[Data records]
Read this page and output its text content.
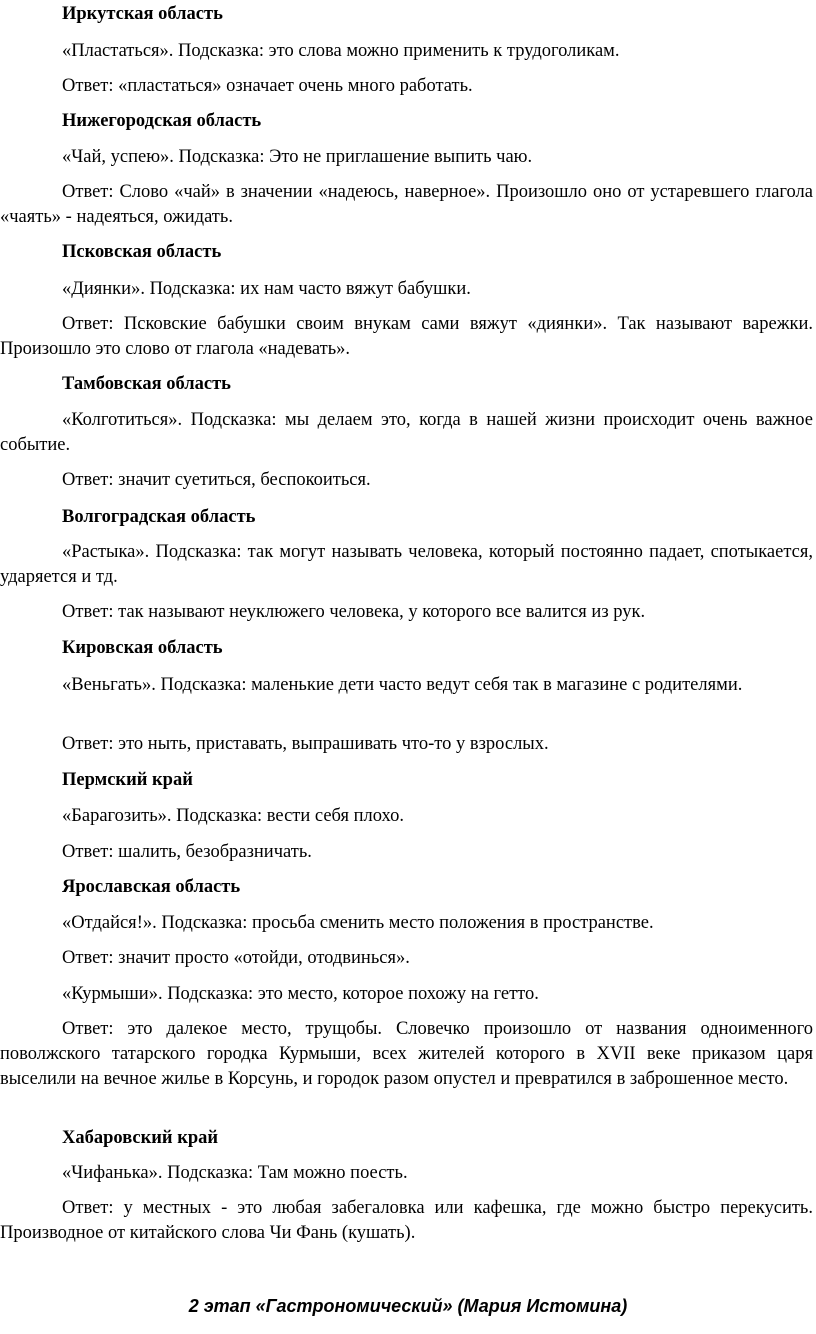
Иркутская область

«Пластаться». Подсказка: это слова можно применить к трудоголикам.

Ответ: «пластаться» означает очень много работать.

Нижегородская область

«Чай, успею». Подсказка: Это не приглашение выпить чаю.

Ответ: Слово «чай» в значении «надеюсь, наверное». Произошло оно от устаревшего глагола «чаять» - надеяться, ожидать.

Псковская область

«Диянки». Подсказка: их нам часто вяжут бабушки.

Ответ: Псковские бабушки своим внукам сами вяжут «диянки». Так называют варежки. Произошло это слово от глагола «надевать».

Тамбовская область

«Колготиться». Подсказка: мы делаем это, когда в нашей жизни происходит очень важное событие.

Ответ: значит суетиться, беспокоиться.

Волгоградская область

«Растыка». Подсказка: так могут называть человека, который постоянно падает, спотыкается, ударяется и тд.

Ответ: так называют неуклюжего человека, у которого все валится из рук.

Кировская область

«Веньгать». Подсказка: маленькие дети часто ведут себя так в магазине с родителями.

Ответ: это ныть, приставать, выпрашивать что-то у взрослых.

Пермский край

«Барагозить». Подсказка: вести себя плохо.

Ответ: шалить, безобразничать.

Ярославская область

«Отдайся!». Подсказка: просьба сменить место положения в пространстве.

Ответ: значит просто «отойди, отодвинься».

«Курмыши». Подсказка: это место, которое похожу на гетто.

Ответ: это далекое место, трущобы. Словечко произошло от названия одноименного поволжского татарского городка Курмыши, всех жителей которого в XVII веке приказом царя выселили на вечное жилье в Корсунь, и городок разом опустел и превратился в заброшенное место.

Хабаровский край

«Чифанька». Подсказка: Там можно поесть.

Ответ: у местных - это любая забегаловка или кафешка, где можно быстро перекусить. Производное от китайского слова Чи Фань (кушать).

2 этап «Гастрономический» (Мария Истомина)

**Set problem**: Your task is to repeat the material above exactly, without its pictures.

**Output of the task**:
Read this page and output its text content.
Иркутская область

«Пластаться». Подсказка: это слова можно применить к трудоголикам.

Ответ: «пластаться» означает очень много работать.

Нижегородская область

«Чай, успею». Подсказка: Это не приглашение выпить чаю.

Ответ: Слово «чай» в значении «надеюсь, наверное». Произошло оно от устаревшего глагола «чаять» - надеяться, ожидать.

Псковская область

«Диянки». Подсказка: их нам часто вяжут бабушки.

Ответ: Псковские бабушки своим внукам сами вяжут «диянки». Так называют варежки. Произошло это слово от глагола «надевать».

Тамбовская область

«Колготиться». Подсказка: мы делаем это, когда в нашей жизни происходит очень важное событие.

Ответ: значит суетиться, беспокоиться.

Волгоградская область

«Растыка». Подсказка: так могут называть человека, который постоянно падает, спотыкается, ударяется и тд.

Ответ: так называют неуклюжего человека, у которого все валится из рук.

Кировская область

«Веньгать». Подсказка: маленькие дети часто ведут себя так в магазине с родителями.

Ответ: это ныть, приставать, выпрашивать что-то у взрослых.

Пермский край

«Барагозить». Подсказка: вести себя плохо.

Ответ: шалить, безобразничать.

Ярославская область

«Отдайся!». Подсказка: просьба сменить место положения в пространстве.

Ответ: значит просто «отойди, отодвинься».

«Курмыши». Подсказка: это место, которое похожу на гетто.

Ответ: это далекое место, трущобы. Словечко произошло от названия одноименного поволжского татарского городка Курмыши, всех жителей которого в XVII веке приказом царя выселили на вечное жилье в Корсунь, и городок разом опустел и превратился в заброшенное место.

Хабаровский край

«Чифанька». Подсказка: Там можно поесть.

Ответ: у местных - это любая забегаловка или кафешка, где можно быстро перекусить. Производное от китайского слова Чи Фань (кушать).

2 этап «Гастрономический» (Мария Истомина)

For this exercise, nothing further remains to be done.